→ **Extrait de la page**
____________

Que représente l’Acsiel ?
Nous sommes la fédération professionnelle des entreprises de la filière électronique de composants d’équipements et de services en France. Nos entreprises réalisent 8,5 milliards d’euros de chiffre d’affaires annuel (données 2022) sur un chiffre global de 18 milliards pour l’ensemble de la filière électronique. Les autres acteurs de la filière sont les EMS, qui assemblent les cartes ou encore les entreprises spécialisées dans les logiciels embarqués. La filière électronique emploie environ 80 000 personnes, dont 30 000 pour les fabricants de composants.
Acsiel réunit 120 entreprises adhérentes représentant 243 sites industriels. Nous défendons l’électronique en France. La France a de bonnes compétences, le reste du monde aussi. L’enjeu de la souveraineté est primordial. C’est pourquoi nous parlons aux élus pour qu’ils comprennent la filière, et que les politiques gouvernementales puissent se mettre en adéquation avec ces besoins de souveraineté.
Ces enjeux de souveraineté visent-ils une moindre dépendance vis-à-vis de l’Asie ?
Il ne s’agit pas que de l’Asie. L’électronique s’est globalisée au niveau mondial. Chaque région du monde a ses particularités. On possède en Europe des technologies que n’ont pas les Asiatiques. Nous sommes tous interdépendants. De ce fait, d’un point de vue géopolitique, les continents cherchent à tendre vers l’indépendance. Ils sont en concurrence pour que des acteurs électroniques s’installent chez eux. Les acteurs de l’électronique sont de très grands groupes spécialisés et souvent sans concurrent majeur dans leur domaine, ils ne produisent pas l’ensemble des besoins. Intel produit des microprocesseurs, Nvidia des processeurs graphiques, STMicroelectronics des micro-contrôleurs pour produits embarqués, etc.
"Il n’y a pas de constructeur d’ordinateur en France, ni de constructeur de téléphones. Fabriquer des puces sans pouvoir les vendre, c’est un problème"

____________

→ **Matériel d'étude**
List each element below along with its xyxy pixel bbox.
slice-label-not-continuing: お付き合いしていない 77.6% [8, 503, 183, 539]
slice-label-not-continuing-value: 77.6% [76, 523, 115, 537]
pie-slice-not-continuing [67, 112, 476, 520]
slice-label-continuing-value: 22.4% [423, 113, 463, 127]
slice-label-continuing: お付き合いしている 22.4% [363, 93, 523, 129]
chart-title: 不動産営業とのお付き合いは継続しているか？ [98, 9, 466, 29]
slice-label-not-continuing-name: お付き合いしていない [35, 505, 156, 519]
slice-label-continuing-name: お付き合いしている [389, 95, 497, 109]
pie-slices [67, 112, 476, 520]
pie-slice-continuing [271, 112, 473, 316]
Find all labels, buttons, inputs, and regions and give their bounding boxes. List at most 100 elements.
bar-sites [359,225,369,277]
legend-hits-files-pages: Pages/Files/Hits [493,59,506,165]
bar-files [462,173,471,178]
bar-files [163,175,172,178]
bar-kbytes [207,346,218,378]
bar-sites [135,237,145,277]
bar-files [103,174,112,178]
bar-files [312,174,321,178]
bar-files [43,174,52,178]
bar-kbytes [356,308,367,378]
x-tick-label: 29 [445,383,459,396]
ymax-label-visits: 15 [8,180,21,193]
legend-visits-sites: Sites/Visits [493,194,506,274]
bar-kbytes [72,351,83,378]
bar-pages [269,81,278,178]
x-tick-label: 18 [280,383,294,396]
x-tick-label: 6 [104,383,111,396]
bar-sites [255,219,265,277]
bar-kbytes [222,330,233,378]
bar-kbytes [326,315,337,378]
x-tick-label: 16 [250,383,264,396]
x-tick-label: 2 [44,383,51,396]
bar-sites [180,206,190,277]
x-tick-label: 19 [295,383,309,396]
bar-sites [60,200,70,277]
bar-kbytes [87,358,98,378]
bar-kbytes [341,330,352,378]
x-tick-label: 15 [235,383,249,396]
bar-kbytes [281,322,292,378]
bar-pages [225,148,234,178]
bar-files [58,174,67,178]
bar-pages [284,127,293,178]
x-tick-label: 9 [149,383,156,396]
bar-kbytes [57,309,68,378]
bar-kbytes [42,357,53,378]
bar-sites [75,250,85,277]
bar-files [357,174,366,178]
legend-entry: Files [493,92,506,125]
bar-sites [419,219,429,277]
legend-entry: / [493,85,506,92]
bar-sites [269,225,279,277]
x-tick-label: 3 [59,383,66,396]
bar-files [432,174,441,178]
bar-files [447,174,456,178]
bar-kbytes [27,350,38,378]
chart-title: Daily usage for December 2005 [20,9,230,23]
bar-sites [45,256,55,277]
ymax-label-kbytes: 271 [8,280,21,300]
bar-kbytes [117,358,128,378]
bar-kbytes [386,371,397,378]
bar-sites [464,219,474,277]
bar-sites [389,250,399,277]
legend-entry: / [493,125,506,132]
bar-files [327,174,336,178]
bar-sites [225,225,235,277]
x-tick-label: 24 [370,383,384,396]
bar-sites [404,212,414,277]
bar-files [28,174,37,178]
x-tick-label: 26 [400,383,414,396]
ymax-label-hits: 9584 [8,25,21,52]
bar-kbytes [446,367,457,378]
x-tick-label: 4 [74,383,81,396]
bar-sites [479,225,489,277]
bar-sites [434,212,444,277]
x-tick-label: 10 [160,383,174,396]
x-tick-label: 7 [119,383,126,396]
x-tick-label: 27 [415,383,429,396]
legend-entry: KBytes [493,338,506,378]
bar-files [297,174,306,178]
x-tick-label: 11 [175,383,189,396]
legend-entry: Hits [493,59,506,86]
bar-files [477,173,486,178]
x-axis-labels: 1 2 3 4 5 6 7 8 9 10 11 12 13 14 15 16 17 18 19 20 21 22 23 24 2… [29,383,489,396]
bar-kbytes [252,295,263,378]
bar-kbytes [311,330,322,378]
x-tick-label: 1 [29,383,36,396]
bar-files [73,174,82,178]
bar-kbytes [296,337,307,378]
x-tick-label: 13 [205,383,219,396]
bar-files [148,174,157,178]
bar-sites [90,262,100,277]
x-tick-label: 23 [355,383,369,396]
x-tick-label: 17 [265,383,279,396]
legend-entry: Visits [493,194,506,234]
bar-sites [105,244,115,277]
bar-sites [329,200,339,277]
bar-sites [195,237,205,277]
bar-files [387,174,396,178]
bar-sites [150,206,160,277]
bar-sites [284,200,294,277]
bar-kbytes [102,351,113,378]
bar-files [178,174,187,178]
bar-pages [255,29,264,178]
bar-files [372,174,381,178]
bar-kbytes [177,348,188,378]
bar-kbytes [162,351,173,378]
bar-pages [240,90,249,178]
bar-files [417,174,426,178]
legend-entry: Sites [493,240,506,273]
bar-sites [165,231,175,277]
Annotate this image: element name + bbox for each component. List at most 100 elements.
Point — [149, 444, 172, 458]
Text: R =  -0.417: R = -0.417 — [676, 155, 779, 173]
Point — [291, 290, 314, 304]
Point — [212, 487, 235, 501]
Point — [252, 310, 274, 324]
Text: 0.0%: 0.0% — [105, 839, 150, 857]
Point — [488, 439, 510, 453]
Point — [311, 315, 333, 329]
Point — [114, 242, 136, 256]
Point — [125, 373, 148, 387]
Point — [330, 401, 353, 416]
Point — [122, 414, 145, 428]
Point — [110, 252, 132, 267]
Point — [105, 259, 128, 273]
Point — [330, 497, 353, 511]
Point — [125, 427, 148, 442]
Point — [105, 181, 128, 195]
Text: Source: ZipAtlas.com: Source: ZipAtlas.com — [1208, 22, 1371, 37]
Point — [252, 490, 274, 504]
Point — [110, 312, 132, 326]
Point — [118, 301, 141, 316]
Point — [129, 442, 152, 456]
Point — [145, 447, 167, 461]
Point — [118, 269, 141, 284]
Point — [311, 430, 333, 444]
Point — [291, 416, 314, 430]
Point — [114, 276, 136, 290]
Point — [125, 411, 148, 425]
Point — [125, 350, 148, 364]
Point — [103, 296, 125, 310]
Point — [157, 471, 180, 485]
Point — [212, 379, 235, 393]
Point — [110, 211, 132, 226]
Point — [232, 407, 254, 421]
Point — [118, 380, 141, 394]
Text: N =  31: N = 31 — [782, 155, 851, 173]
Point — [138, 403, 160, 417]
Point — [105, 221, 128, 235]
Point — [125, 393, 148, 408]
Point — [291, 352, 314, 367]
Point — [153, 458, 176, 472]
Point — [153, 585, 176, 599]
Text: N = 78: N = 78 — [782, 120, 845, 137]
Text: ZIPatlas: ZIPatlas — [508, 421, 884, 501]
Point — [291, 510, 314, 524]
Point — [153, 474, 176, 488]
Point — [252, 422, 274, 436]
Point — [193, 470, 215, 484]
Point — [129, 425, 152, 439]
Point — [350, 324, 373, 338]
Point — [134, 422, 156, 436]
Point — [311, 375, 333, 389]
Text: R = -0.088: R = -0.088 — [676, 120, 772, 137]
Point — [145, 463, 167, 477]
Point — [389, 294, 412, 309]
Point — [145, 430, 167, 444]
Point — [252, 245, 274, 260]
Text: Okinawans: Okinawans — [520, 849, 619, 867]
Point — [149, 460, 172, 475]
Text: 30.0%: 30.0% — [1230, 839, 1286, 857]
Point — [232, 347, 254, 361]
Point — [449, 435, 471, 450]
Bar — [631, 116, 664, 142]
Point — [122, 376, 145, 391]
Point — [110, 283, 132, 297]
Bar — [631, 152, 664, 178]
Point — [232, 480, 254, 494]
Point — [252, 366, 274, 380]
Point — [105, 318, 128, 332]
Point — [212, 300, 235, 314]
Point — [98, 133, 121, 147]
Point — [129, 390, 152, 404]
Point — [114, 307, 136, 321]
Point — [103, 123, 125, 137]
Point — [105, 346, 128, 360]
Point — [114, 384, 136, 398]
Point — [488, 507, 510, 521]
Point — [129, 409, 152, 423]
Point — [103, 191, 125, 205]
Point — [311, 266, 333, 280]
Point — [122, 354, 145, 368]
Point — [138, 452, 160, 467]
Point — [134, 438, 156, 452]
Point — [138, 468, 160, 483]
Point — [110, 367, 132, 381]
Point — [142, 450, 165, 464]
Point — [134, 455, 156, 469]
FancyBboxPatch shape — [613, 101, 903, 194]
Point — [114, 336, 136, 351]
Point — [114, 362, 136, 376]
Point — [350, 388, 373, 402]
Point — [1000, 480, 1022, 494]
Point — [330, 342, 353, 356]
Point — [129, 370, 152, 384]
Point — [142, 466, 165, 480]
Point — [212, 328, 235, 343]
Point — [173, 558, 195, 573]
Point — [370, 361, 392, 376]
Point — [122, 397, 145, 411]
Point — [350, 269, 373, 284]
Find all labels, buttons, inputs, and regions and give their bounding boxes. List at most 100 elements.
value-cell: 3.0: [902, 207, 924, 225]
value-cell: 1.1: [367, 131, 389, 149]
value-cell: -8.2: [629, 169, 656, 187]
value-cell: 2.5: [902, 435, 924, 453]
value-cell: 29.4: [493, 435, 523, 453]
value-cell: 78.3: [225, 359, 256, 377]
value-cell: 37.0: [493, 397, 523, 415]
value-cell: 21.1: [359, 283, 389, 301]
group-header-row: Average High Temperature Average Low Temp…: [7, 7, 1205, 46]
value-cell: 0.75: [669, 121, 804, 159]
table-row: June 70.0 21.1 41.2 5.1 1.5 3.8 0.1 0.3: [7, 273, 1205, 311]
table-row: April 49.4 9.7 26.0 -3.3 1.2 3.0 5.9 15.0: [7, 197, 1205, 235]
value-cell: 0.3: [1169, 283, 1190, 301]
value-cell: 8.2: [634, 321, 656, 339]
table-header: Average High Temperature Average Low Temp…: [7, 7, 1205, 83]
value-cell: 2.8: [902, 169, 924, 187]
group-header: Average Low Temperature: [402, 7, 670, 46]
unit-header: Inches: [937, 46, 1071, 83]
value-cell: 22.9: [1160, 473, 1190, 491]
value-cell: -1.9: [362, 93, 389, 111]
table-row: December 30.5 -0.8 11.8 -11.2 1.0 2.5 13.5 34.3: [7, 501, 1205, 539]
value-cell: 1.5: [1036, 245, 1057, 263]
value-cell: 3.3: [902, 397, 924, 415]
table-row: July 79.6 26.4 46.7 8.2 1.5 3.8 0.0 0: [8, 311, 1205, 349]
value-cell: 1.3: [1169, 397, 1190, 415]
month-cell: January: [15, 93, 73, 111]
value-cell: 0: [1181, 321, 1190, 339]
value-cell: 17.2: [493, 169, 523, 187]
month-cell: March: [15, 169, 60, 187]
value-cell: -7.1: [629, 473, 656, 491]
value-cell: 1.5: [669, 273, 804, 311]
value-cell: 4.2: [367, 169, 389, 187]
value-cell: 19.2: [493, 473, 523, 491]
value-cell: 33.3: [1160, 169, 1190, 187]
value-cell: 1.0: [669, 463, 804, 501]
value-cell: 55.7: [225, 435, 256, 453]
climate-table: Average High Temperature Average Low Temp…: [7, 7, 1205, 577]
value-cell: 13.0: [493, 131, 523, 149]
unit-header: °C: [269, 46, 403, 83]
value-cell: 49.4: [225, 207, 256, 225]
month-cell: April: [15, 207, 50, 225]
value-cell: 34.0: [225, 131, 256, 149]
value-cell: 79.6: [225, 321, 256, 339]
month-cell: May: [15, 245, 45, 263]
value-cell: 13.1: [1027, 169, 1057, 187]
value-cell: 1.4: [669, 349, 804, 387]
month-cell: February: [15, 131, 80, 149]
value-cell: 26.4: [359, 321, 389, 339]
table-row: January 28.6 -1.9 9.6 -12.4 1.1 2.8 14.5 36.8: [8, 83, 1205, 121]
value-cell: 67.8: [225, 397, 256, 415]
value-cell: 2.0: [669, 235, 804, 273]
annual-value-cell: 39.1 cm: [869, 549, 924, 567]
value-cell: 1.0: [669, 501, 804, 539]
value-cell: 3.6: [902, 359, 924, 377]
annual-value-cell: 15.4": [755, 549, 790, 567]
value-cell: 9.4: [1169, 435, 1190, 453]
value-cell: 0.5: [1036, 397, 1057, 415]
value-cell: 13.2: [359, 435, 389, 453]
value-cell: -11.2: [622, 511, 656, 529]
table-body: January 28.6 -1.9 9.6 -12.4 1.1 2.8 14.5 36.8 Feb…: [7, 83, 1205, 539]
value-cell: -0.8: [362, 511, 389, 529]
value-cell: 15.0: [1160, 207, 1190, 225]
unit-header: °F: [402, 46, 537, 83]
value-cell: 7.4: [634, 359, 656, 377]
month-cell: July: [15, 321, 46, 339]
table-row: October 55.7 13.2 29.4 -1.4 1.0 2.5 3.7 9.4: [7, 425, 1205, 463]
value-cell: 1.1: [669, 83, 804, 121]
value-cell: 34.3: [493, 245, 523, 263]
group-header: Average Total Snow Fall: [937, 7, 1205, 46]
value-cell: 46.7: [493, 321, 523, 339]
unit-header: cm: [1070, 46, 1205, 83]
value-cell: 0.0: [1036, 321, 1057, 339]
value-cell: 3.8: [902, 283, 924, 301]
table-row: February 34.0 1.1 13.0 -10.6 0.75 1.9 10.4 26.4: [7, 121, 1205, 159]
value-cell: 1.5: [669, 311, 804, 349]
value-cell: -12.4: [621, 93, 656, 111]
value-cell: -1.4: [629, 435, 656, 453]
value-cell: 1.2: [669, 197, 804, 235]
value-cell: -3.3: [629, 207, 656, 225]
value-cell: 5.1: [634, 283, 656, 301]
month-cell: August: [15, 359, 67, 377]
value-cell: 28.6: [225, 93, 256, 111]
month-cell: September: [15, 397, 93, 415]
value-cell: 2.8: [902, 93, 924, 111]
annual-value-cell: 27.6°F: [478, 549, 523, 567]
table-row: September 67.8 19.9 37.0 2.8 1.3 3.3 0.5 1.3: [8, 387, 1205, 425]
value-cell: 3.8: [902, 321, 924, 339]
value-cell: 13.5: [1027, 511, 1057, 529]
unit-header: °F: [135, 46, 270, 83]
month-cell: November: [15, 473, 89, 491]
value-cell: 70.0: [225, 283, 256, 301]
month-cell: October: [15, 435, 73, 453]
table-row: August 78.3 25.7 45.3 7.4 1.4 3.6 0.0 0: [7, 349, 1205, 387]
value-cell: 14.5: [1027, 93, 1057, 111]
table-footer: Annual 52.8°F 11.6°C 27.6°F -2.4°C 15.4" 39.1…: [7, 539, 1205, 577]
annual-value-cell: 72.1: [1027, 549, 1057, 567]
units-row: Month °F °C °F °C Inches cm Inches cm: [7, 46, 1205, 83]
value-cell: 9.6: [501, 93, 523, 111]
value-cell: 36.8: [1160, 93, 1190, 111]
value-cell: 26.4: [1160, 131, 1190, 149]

____________

→ **Énoncé 1**
Répondez à ces questions d'après l'extrait sur l'Acsiel :
(a) Combien d'entreprises adhérentes l'Acsiel réunit-elle ?
(b) Combien de personnes la filière électronique emploie-t-elle environ ?
(c) Que produit STMicroelectronics ?
→ **Énoncé 2**
Poursuivez l'extrait sur l'Acsiel à partir de sa dernière phrase.

→ **Réponse finale 1**
(a) L'Acsiel réunit 120 entreprises adhérentes.
(b) La filière électronique emploie environ 80 000 personnes.
(c) STMicroelectronics produit des micro-contrôleurs pour produits embarqués.

→ **Réponse finale 2**
Cela dit, il y a quand même un enjeu de souveraineté pour l’Europe puisqu’elle produit 8 % de l’électronique mondiale alors qu’elle en consomme 20 %. Un rééquilibrage est nécessaire, il faut ramener de la production en Europe. Il n’y a pas de constructeur d’ordinateur en France, ni de constructeur de téléphones. Fabriquer des puces sans pouvoir les vendre, c’est un problème. Il faut que la chaîne de valeur soit complète.
Que faire ? Demander des subventions ?
Dans un monde idéal, j’aimerais qu’il n’y ait pas de subventions. Mais ce n’est pas le cas. Les Asiatiques ont financé des usines quasi-gratuites, les États-Unis aident aussi massivement. La compétition n’est pas équitable. L’Union européenne a dû suivre. Elle a adopté l’European Chips Act en septembre 2023. STMicroelectronics a ainsi pu signer des engagements pour construire de nouvelles usines à Grenoble, en Sicile, à Malte. Mais malgré une première annonce pour un projet en Allemagne, Intel n’a finalement pas signé, et s’est engagé sur des projets aux États-Unis. Je constate que ce programme européen ne marche pas très bien, contrairement à celui des États-Unis. Pourquoi ? Ils ont mis plus d’argent… Leur politique volontariste a l’air de marcher. L’ancien commissaire européen Thierry Breton fixait un objectif de 20 % de la production mondiale en 2030 pour l’UE, mais pour l’instant, on régresse.
Il y a pourtant un écosystème riche en France, principalement autour de Grenoble et dans l’Ouest de la France. Le tissu industriel y est très spécialisé. Il faut continuer à faire vivre toute cette chaîne de l’électronique. Il est proposé que le Chips Act 2 soit élargi à toute la filière : sa première version ne concerne que les entreprises de micro-électronique.
Le recrutement pose-t-il question ?
C’est un vrai sujet. Même si l’économie mondiale est en berne actuellement, on sait que la demande va atteindre des niveaux incroyables d’ici 2030. Il nous faut recruter, et le défi est celui de l’attractivité de l’industrie. On a beau être ingénieur, c’est un secteur qui attire peu, alors que dans les faits, on y gagne bien sa vie avec des missions particulièrement intéressantes. Il faut le faire savoir aux jeunes, aux filles en particulier. Il nous faut de bons techniciens également. J’espère que la réforme du DUT/BUT va amener plus de monde à travailler chez nous.